■ Work to do ■
Write out the material below again, unchanged.

-------------------------

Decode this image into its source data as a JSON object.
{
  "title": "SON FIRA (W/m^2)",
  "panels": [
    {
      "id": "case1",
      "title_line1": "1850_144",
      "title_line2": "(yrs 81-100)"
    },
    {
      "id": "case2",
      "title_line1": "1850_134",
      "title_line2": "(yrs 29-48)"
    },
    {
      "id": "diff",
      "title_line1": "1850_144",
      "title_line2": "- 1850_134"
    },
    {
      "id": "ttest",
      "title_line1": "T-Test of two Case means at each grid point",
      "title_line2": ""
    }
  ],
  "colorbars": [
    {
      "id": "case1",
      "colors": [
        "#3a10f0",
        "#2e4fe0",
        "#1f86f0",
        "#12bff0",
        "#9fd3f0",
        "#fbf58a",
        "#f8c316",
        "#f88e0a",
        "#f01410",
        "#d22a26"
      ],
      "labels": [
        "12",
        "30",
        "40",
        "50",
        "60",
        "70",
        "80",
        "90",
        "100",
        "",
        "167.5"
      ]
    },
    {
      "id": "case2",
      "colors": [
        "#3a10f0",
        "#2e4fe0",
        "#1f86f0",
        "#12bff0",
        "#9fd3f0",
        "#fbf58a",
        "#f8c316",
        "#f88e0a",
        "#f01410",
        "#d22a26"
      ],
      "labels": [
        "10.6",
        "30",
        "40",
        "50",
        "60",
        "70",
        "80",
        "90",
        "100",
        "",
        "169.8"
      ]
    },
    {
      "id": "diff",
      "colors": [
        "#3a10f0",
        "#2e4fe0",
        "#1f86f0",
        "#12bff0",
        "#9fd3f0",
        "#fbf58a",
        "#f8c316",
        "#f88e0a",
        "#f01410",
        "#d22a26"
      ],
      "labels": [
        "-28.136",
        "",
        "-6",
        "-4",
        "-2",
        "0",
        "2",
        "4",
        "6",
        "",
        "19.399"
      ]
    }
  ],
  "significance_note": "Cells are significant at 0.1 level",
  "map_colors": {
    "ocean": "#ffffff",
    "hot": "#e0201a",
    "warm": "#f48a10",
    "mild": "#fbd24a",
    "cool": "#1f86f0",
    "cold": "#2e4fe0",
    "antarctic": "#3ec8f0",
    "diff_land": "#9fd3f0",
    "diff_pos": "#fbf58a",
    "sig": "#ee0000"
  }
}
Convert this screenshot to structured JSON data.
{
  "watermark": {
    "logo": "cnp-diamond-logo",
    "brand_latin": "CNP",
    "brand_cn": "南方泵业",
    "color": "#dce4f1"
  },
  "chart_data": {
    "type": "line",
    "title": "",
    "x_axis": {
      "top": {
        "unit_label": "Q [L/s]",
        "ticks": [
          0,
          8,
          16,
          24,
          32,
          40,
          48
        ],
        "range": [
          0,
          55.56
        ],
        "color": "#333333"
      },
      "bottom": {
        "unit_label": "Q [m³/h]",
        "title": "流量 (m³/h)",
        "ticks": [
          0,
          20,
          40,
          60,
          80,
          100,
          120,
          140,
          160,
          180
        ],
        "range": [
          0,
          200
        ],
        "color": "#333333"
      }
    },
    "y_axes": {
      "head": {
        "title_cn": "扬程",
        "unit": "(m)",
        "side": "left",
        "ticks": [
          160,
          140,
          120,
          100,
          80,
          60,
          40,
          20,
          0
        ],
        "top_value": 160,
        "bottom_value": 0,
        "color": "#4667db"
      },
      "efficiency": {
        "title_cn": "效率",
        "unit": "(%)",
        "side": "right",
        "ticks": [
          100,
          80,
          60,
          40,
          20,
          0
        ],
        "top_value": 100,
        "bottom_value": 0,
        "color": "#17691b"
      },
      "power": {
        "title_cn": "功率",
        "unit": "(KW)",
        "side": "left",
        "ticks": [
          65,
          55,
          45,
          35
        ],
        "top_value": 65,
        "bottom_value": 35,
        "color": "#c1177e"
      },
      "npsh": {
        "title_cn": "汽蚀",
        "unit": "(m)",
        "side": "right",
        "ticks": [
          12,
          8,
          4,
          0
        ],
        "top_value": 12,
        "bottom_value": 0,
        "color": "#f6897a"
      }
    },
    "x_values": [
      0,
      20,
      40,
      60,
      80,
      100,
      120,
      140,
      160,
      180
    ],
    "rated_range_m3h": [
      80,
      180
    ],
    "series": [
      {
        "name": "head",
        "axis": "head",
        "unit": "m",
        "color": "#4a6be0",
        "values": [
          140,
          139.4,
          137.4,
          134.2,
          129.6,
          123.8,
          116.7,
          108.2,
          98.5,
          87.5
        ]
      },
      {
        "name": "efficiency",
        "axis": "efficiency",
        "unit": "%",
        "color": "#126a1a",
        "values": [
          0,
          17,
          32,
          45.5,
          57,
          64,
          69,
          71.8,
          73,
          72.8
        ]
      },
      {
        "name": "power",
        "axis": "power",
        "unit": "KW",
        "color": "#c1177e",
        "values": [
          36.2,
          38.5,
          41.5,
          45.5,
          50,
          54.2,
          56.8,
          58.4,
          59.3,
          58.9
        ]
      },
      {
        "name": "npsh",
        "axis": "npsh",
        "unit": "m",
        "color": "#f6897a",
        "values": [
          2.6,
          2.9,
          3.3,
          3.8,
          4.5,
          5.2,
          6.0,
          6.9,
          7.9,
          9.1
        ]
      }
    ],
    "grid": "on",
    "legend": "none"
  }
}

-------------------------

■ The reply ■
Decode this image into its source data as a JSON object.
{
  "title": "SON FIRA (W/m^2)",
  "panels": [
    {
      "id": "case1",
      "title_line1": "1850_144",
      "title_line2": "(yrs 81-100)"
    },
    {
      "id": "case2",
      "title_line1": "1850_134",
      "title_line2": "(yrs 29-48)"
    },
    {
      "id": "diff",
      "title_line1": "1850_144",
      "title_line2": "- 1850_134"
    },
    {
      "id": "ttest",
      "title_line1": "T-Test of two Case means at each grid point",
      "title_line2": ""
    }
  ],
  "colorbars": [
    {
      "id": "case1",
      "colors": [
        "#3a10f0",
        "#2e4fe0",
        "#1f86f0",
        "#12bff0",
        "#9fd3f0",
        "#fbf58a",
        "#f8c316",
        "#f88e0a",
        "#f01410",
        "#d22a26"
      ],
      "labels": [
        "12",
        "30",
        "40",
        "50",
        "60",
        "70",
        "80",
        "90",
        "100",
        "",
        "167.5"
      ]
    },
    {
      "id": "case2",
      "colors": [
        "#3a10f0",
        "#2e4fe0",
        "#1f86f0",
        "#12bff0",
        "#9fd3f0",
        "#fbf58a",
        "#f8c316",
        "#f88e0a",
        "#f01410",
        "#d22a26"
      ],
      "labels": [
        "10.6",
        "30",
        "40",
        "50",
        "60",
        "70",
        "80",
        "90",
        "100",
        "",
        "169.8"
      ]
    },
    {
      "id": "diff",
      "colors": [
        "#3a10f0",
        "#2e4fe0",
        "#1f86f0",
        "#12bff0",
        "#9fd3f0",
        "#fbf58a",
        "#f8c316",
        "#f88e0a",
        "#f01410",
        "#d22a26"
      ],
      "labels": [
        "-28.136",
        "",
        "-6",
        "-4",
        "-2",
        "0",
        "2",
        "4",
        "6",
        "",
        "19.399"
      ]
    }
  ],
  "significance_note": "Cells are significant at 0.1 level",
  "map_colors": {
    "ocean": "#ffffff",
    "hot": "#e0201a",
    "warm": "#f48a10",
    "mild": "#fbd24a",
    "cool": "#1f86f0",
    "cold": "#2e4fe0",
    "antarctic": "#3ec8f0",
    "diff_land": "#9fd3f0",
    "diff_pos": "#fbf58a",
    "sig": "#ee0000"
  }
}
Convert this screenshot to structured JSON data.
{
  "watermark": {
    "logo": "cnp-diamond-logo",
    "brand_latin": "CNP",
    "brand_cn": "南方泵业",
    "color": "#dce4f1"
  },
  "chart_data": {
    "type": "line",
    "title": "",
    "x_axis": {
      "top": {
        "unit_label": "Q [L/s]",
        "ticks": [
          0,
          8,
          16,
          24,
          32,
          40,
          48
        ],
        "range": [
          0,
          55.56
        ],
        "color": "#333333"
      },
      "bottom": {
        "unit_label": "Q [m³/h]",
        "title": "流量 (m³/h)",
        "ticks": [
          0,
          20,
          40,
          60,
          80,
          100,
          120,
          140,
          160,
          180
        ],
        "range": [
          0,
          200
        ],
        "color": "#333333"
      }
    },
    "y_axes": {
      "head": {
        "title_cn": "扬程",
        "unit": "(m)",
        "side": "left",
        "ticks": [
          160,
          140,
          120,
          100,
          80,
          60,
          40,
          20,
          0
        ],
        "top_value": 160,
        "bottom_value": 0,
        "color": "#4667db"
      },
      "efficiency": {
        "title_cn": "效率",
        "unit": "(%)",
        "side": "right",
        "ticks": [
          100,
          80,
          60,
          40,
          20,
          0
        ],
        "top_value": 100,
        "bottom_value": 0,
        "color": "#17691b"
      },
      "power": {
        "title_cn": "功率",
        "unit": "(KW)",
        "side": "left",
        "ticks": [
          65,
          55,
          45,
          35
        ],
        "top_value": 65,
        "bottom_value": 35,
        "color": "#c1177e"
      },
      "npsh": {
        "title_cn": "汽蚀",
        "unit": "(m)",
        "side": "right",
        "ticks": [
          12,
          8,
          4,
          0
        ],
        "top_value": 12,
        "bottom_value": 0,
        "color": "#f6897a"
      }
    },
    "x_values": [
      0,
      20,
      40,
      60,
      80,
      100,
      120,
      140,
      160,
      180
    ],
    "rated_range_m3h": [
      80,
      180
    ],
    "series": [
      {
        "name": "head",
        "axis": "head",
        "unit": "m",
        "color": "#4a6be0",
        "values": [
          140,
          139.4,
          137.4,
          134.2,
          129.6,
          123.8,
          116.7,
          108.2,
          98.5,
          87.5
        ]
      },
      {
        "name": "efficiency",
        "axis": "efficiency",
        "unit": "%",
        "color": "#126a1a",
        "values": [
          0,
          17,
          32,
          45.5,
          57,
          64,
          69,
          71.8,
          73,
          72.8
        ]
      },
      {
        "name": "power",
        "axis": "power",
        "unit": "KW",
        "color": "#c1177e",
        "values": [
          36.2,
          38.5,
          41.5,
          45.5,
          50,
          54.2,
          56.8,
          58.4,
          59.3,
          58.9
        ]
      },
      {
        "name": "npsh",
        "axis": "npsh",
        "unit": "m",
        "color": "#f6897a",
        "values": [
          2.6,
          2.9,
          3.3,
          3.8,
          4.5,
          5.2,
          6.0,
          6.9,
          7.9,
          9.1
        ]
      }
    ],
    "grid": "on",
    "legend": "none"
  }
}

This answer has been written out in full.